> REQUEST
Transcribe all of the material exactly, except for its pictures.

> INPUT RECORDS
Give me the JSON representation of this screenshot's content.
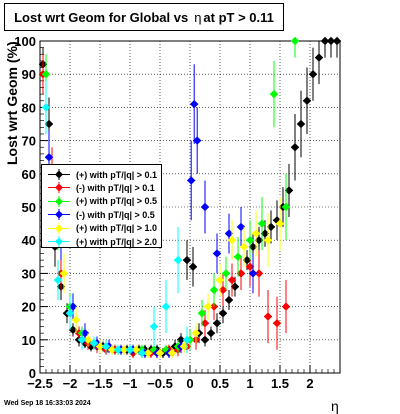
{
  "title": {
    "prefix": "Lost wrt Geom for Global vs",
    "symbol": "η",
    "suffix": "at pT > 0.11"
  },
  "footer": "Wed Sep 18 16:33:03 2024",
  "legend": [
    {
      "label": "(+) with pT/|q| > 0.1",
      "color": "#000000"
    },
    {
      "label": "(-) with pT/|q| > 0.1",
      "color": "#ff0000"
    },
    {
      "label": "(+) with pT/|q| > 0.5",
      "color": "#00ff00"
    },
    {
      "label": "(-) with pT/|q| > 0.5",
      "color": "#0000ff"
    },
    {
      "label": "(+) with pT/|q| > 1.0",
      "color": "#ffff00"
    },
    {
      "label": "(+) with pT/|q| > 2.0",
      "color": "#00ffff"
    }
  ],
  "chart_data": {
    "type": "scatter",
    "xlabel": "η",
    "ylabel": "Lost wrt Geom (%)",
    "xlim": [
      -2.5,
      2.5
    ],
    "ylim": [
      0,
      100
    ],
    "grid": true,
    "legend_position": "middle-left",
    "x_ticks": [
      "−2.5",
      "−2",
      "−1.5",
      "−1",
      "−0.5",
      "0",
      "0.5",
      "1",
      "1.5",
      "2"
    ],
    "y_ticks": [
      "0",
      "10",
      "20",
      "30",
      "40",
      "50",
      "60",
      "70",
      "80",
      "90",
      "100"
    ],
    "series": [
      {
        "name": "(+) with pT/|q| > 0.1",
        "color": "#000000",
        "x": [
          -2.45,
          -2.35,
          -2.25,
          -2.15,
          -2.05,
          -1.95,
          -1.85,
          -1.75,
          -1.65,
          -1.55,
          -1.45,
          -1.35,
          -1.25,
          -1.15,
          -1.05,
          -0.95,
          -0.85,
          -0.75,
          -0.65,
          -0.55,
          -0.45,
          -0.35,
          -0.25,
          -0.15,
          -0.05,
          0.05,
          0.15,
          0.25,
          0.35,
          0.45,
          0.55,
          0.65,
          0.75,
          0.85,
          0.95,
          1.05,
          1.15,
          1.25,
          1.35,
          1.45,
          1.55,
          1.65,
          1.75,
          1.85,
          1.95,
          2.05,
          2.15,
          2.25,
          2.35,
          2.45
        ],
        "y": [
          93,
          75,
          38,
          26,
          18,
          13,
          10,
          9,
          8,
          8,
          8,
          8,
          7,
          7,
          7,
          7,
          7,
          7,
          7,
          7,
          6,
          7,
          8,
          10,
          34,
          32,
          12,
          10,
          12,
          15,
          18,
          22,
          26,
          30,
          34,
          38,
          40,
          42,
          44,
          46,
          50,
          55,
          68,
          75,
          82,
          90,
          95,
          100,
          100,
          100
        ],
        "err": [
          5,
          8,
          6,
          4,
          3,
          2,
          2,
          1.5,
          1.5,
          1.5,
          1.5,
          1.5,
          1.5,
          1.5,
          1.5,
          1.5,
          1.5,
          1.5,
          1.5,
          1.5,
          1.5,
          1.5,
          2,
          2,
          6,
          6,
          3,
          2,
          2,
          3,
          3,
          3,
          3,
          3,
          3,
          4,
          4,
          4,
          5,
          6,
          6,
          8,
          10,
          10,
          10,
          8,
          8,
          5,
          5,
          5
        ]
      },
      {
        "name": "(-) with pT/|q| > 0.1",
        "color": "#ff0000",
        "x": [
          -2.45,
          -2.3,
          -2.15,
          -2.0,
          -1.85,
          -1.7,
          -1.55,
          -1.4,
          -1.25,
          -1.1,
          -0.95,
          -0.8,
          -0.65,
          -0.5,
          -0.35,
          -0.2,
          -0.05,
          0.1,
          0.25,
          0.4,
          0.55,
          0.7,
          0.85,
          1.0,
          1.15,
          1.3,
          1.45,
          1.6
        ],
        "y": [
          90,
          60,
          30,
          18,
          12,
          9,
          8,
          7,
          7,
          7,
          6,
          6,
          6,
          6,
          7,
          7,
          8,
          10,
          15,
          20,
          25,
          28,
          30,
          32,
          30,
          17,
          15,
          20
        ],
        "err": [
          6,
          8,
          5,
          3,
          2,
          2,
          2,
          1.5,
          1.5,
          1.5,
          1.5,
          1.5,
          1.5,
          1.5,
          1.5,
          2,
          2,
          3,
          4,
          4,
          5,
          5,
          5,
          6,
          7,
          8,
          8,
          8
        ]
      },
      {
        "name": "(+) with pT/|q| > 0.5",
        "color": "#00ff00",
        "x": [
          -2.4,
          -2.2,
          -2.0,
          -1.8,
          -1.6,
          -1.4,
          -1.2,
          -1.0,
          -0.8,
          -0.6,
          -0.4,
          -0.2,
          0.0,
          0.2,
          0.4,
          0.6,
          0.8,
          1.0,
          1.2,
          1.4,
          1.6,
          1.75
        ],
        "y": [
          90,
          45,
          20,
          12,
          9,
          8,
          7,
          7,
          7,
          7,
          7,
          8,
          10,
          18,
          25,
          30,
          35,
          40,
          45,
          84,
          50,
          100
        ],
        "err": [
          6,
          8,
          4,
          2,
          2,
          1.5,
          1.5,
          1.5,
          1.5,
          1.5,
          1.5,
          2,
          3,
          4,
          5,
          5,
          6,
          6,
          8,
          10,
          10,
          5
        ]
      },
      {
        "name": "(-) with pT/|q| > 0.5",
        "color": "#0000ff",
        "x": [
          -2.35,
          -2.15,
          -1.95,
          -1.75,
          -1.55,
          -1.35,
          -1.15,
          -0.95,
          -0.75,
          -0.55,
          -0.35,
          -0.15,
          0.02,
          0.07,
          0.12,
          0.25,
          0.45,
          0.65,
          0.85,
          1.05
        ],
        "y": [
          65,
          40,
          20,
          12,
          9,
          8,
          7,
          7,
          6,
          6,
          6,
          8,
          58,
          81,
          70,
          50,
          36,
          42,
          44,
          30
        ],
        "err": [
          8,
          6,
          4,
          3,
          2,
          2,
          1.5,
          1.5,
          1.5,
          1.5,
          1.5,
          2,
          12,
          12,
          10,
          8,
          6,
          6,
          6,
          6
        ]
      },
      {
        "name": "(+) with pT/|q| > 1.0",
        "color": "#ffff00",
        "x": [
          -2.3,
          -2.1,
          -1.9,
          -1.7,
          -1.5,
          -1.3,
          -1.1,
          -0.9,
          -0.7,
          -0.5,
          -0.3,
          -0.1,
          0.1,
          0.3,
          0.5,
          0.7,
          0.9,
          1.1,
          1.3,
          1.5
        ],
        "y": [
          50,
          30,
          16,
          10,
          8,
          7,
          7,
          7,
          6,
          6,
          6,
          8,
          12,
          20,
          28,
          40,
          38,
          42,
          40,
          45
        ],
        "err": [
          8,
          6,
          4,
          2,
          2,
          1.5,
          1.5,
          1.5,
          1.5,
          1.5,
          1.5,
          2,
          3,
          4,
          5,
          6,
          6,
          7,
          8,
          8
        ]
      },
      {
        "name": "(+) with pT/|q| > 2.0",
        "color": "#00ffff",
        "x": [
          -2.4,
          -2.2,
          -2.0,
          -1.8,
          -1.6,
          -1.4,
          -1.2,
          -1.0,
          -0.8,
          -0.6,
          -0.4,
          -0.2,
          -0.05
        ],
        "y": [
          80,
          28,
          18,
          10,
          9,
          8,
          7,
          7,
          6,
          14,
          20,
          34,
          10
        ],
        "err": [
          8,
          6,
          5,
          3,
          2,
          2,
          1.5,
          1.5,
          1.5,
          6,
          8,
          10,
          4
        ]
      }
    ]
  }
}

> RESULT FOR THIS TASK
Give me the JSON representation of this screenshot's content.
{
  "title": {
    "prefix": "Lost wrt Geom for Global vs",
    "symbol": "η",
    "suffix": "at pT > 0.11"
  },
  "footer": "Wed Sep 18 16:33:03 2024",
  "legend": [
    {
      "label": "(+) with pT/|q| > 0.1",
      "color": "#000000"
    },
    {
      "label": "(-) with pT/|q| > 0.1",
      "color": "#ff0000"
    },
    {
      "label": "(+) with pT/|q| > 0.5",
      "color": "#00ff00"
    },
    {
      "label": "(-) with pT/|q| > 0.5",
      "color": "#0000ff"
    },
    {
      "label": "(+) with pT/|q| > 1.0",
      "color": "#ffff00"
    },
    {
      "label": "(+) with pT/|q| > 2.0",
      "color": "#00ffff"
    }
  ],
  "chart_data": {
    "type": "scatter",
    "xlabel": "η",
    "ylabel": "Lost wrt Geom (%)",
    "xlim": [
      -2.5,
      2.5
    ],
    "ylim": [
      0,
      100
    ],
    "grid": true,
    "legend_position": "middle-left",
    "x_ticks": [
      "−2.5",
      "−2",
      "−1.5",
      "−1",
      "−0.5",
      "0",
      "0.5",
      "1",
      "1.5",
      "2"
    ],
    "y_ticks": [
      "0",
      "10",
      "20",
      "30",
      "40",
      "50",
      "60",
      "70",
      "80",
      "90",
      "100"
    ],
    "series": [
      {
        "name": "(+) with pT/|q| > 0.1",
        "color": "#000000",
        "x": [
          -2.45,
          -2.35,
          -2.25,
          -2.15,
          -2.05,
          -1.95,
          -1.85,
          -1.75,
          -1.65,
          -1.55,
          -1.45,
          -1.35,
          -1.25,
          -1.15,
          -1.05,
          -0.95,
          -0.85,
          -0.75,
          -0.65,
          -0.55,
          -0.45,
          -0.35,
          -0.25,
          -0.15,
          -0.05,
          0.05,
          0.15,
          0.25,
          0.35,
          0.45,
          0.55,
          0.65,
          0.75,
          0.85,
          0.95,
          1.05,
          1.15,
          1.25,
          1.35,
          1.45,
          1.55,
          1.65,
          1.75,
          1.85,
          1.95,
          2.05,
          2.15,
          2.25,
          2.35,
          2.45
        ],
        "y": [
          93,
          75,
          38,
          26,
          18,
          13,
          10,
          9,
          8,
          8,
          8,
          8,
          7,
          7,
          7,
          7,
          7,
          7,
          7,
          7,
          6,
          7,
          8,
          10,
          34,
          32,
          12,
          10,
          12,
          15,
          18,
          22,
          26,
          30,
          34,
          38,
          40,
          42,
          44,
          46,
          50,
          55,
          68,
          75,
          82,
          90,
          95,
          100,
          100,
          100
        ],
        "err": [
          5,
          8,
          6,
          4,
          3,
          2,
          2,
          1.5,
          1.5,
          1.5,
          1.5,
          1.5,
          1.5,
          1.5,
          1.5,
          1.5,
          1.5,
          1.5,
          1.5,
          1.5,
          1.5,
          1.5,
          2,
          2,
          6,
          6,
          3,
          2,
          2,
          3,
          3,
          3,
          3,
          3,
          3,
          4,
          4,
          4,
          5,
          6,
          6,
          8,
          10,
          10,
          10,
          8,
          8,
          5,
          5,
          5
        ]
      },
      {
        "name": "(-) with pT/|q| > 0.1",
        "color": "#ff0000",
        "x": [
          -2.45,
          -2.3,
          -2.15,
          -2.0,
          -1.85,
          -1.7,
          -1.55,
          -1.4,
          -1.25,
          -1.1,
          -0.95,
          -0.8,
          -0.65,
          -0.5,
          -0.35,
          -0.2,
          -0.05,
          0.1,
          0.25,
          0.4,
          0.55,
          0.7,
          0.85,
          1.0,
          1.15,
          1.3,
          1.45,
          1.6
        ],
        "y": [
          90,
          60,
          30,
          18,
          12,
          9,
          8,
          7,
          7,
          7,
          6,
          6,
          6,
          6,
          7,
          7,
          8,
          10,
          15,
          20,
          25,
          28,
          30,
          32,
          30,
          17,
          15,
          20
        ],
        "err": [
          6,
          8,
          5,
          3,
          2,
          2,
          2,
          1.5,
          1.5,
          1.5,
          1.5,
          1.5,
          1.5,
          1.5,
          1.5,
          2,
          2,
          3,
          4,
          4,
          5,
          5,
          5,
          6,
          7,
          8,
          8,
          8
        ]
      },
      {
        "name": "(+) with pT/|q| > 0.5",
        "color": "#00ff00",
        "x": [
          -2.4,
          -2.2,
          -2.0,
          -1.8,
          -1.6,
          -1.4,
          -1.2,
          -1.0,
          -0.8,
          -0.6,
          -0.4,
          -0.2,
          0.0,
          0.2,
          0.4,
          0.6,
          0.8,
          1.0,
          1.2,
          1.4,
          1.6,
          1.75
        ],
        "y": [
          90,
          45,
          20,
          12,
          9,
          8,
          7,
          7,
          7,
          7,
          7,
          8,
          10,
          18,
          25,
          30,
          35,
          40,
          45,
          84,
          50,
          100
        ],
        "err": [
          6,
          8,
          4,
          2,
          2,
          1.5,
          1.5,
          1.5,
          1.5,
          1.5,
          1.5,
          2,
          3,
          4,
          5,
          5,
          6,
          6,
          8,
          10,
          10,
          5
        ]
      },
      {
        "name": "(-) with pT/|q| > 0.5",
        "color": "#0000ff",
        "x": [
          -2.35,
          -2.15,
          -1.95,
          -1.75,
          -1.55,
          -1.35,
          -1.15,
          -0.95,
          -0.75,
          -0.55,
          -0.35,
          -0.15,
          0.02,
          0.07,
          0.12,
          0.25,
          0.45,
          0.65,
          0.85,
          1.05
        ],
        "y": [
          65,
          40,
          20,
          12,
          9,
          8,
          7,
          7,
          6,
          6,
          6,
          8,
          58,
          81,
          70,
          50,
          36,
          42,
          44,
          30
        ],
        "err": [
          8,
          6,
          4,
          3,
          2,
          2,
          1.5,
          1.5,
          1.5,
          1.5,
          1.5,
          2,
          12,
          12,
          10,
          8,
          6,
          6,
          6,
          6
        ]
      },
      {
        "name": "(+) with pT/|q| > 1.0",
        "color": "#ffff00",
        "x": [
          -2.3,
          -2.1,
          -1.9,
          -1.7,
          -1.5,
          -1.3,
          -1.1,
          -0.9,
          -0.7,
          -0.5,
          -0.3,
          -0.1,
          0.1,
          0.3,
          0.5,
          0.7,
          0.9,
          1.1,
          1.3,
          1.5
        ],
        "y": [
          50,
          30,
          16,
          10,
          8,
          7,
          7,
          7,
          6,
          6,
          6,
          8,
          12,
          20,
          28,
          40,
          38,
          42,
          40,
          45
        ],
        "err": [
          8,
          6,
          4,
          2,
          2,
          1.5,
          1.5,
          1.5,
          1.5,
          1.5,
          1.5,
          2,
          3,
          4,
          5,
          6,
          6,
          7,
          8,
          8
        ]
      },
      {
        "name": "(+) with pT/|q| > 2.0",
        "color": "#00ffff",
        "x": [
          -2.4,
          -2.2,
          -2.0,
          -1.8,
          -1.6,
          -1.4,
          -1.2,
          -1.0,
          -0.8,
          -0.6,
          -0.4,
          -0.2,
          -0.05
        ],
        "y": [
          80,
          28,
          18,
          10,
          9,
          8,
          7,
          7,
          6,
          14,
          20,
          34,
          10
        ],
        "err": [
          8,
          6,
          5,
          3,
          2,
          2,
          1.5,
          1.5,
          1.5,
          6,
          8,
          10,
          4
        ]
      }
    ]
  }
}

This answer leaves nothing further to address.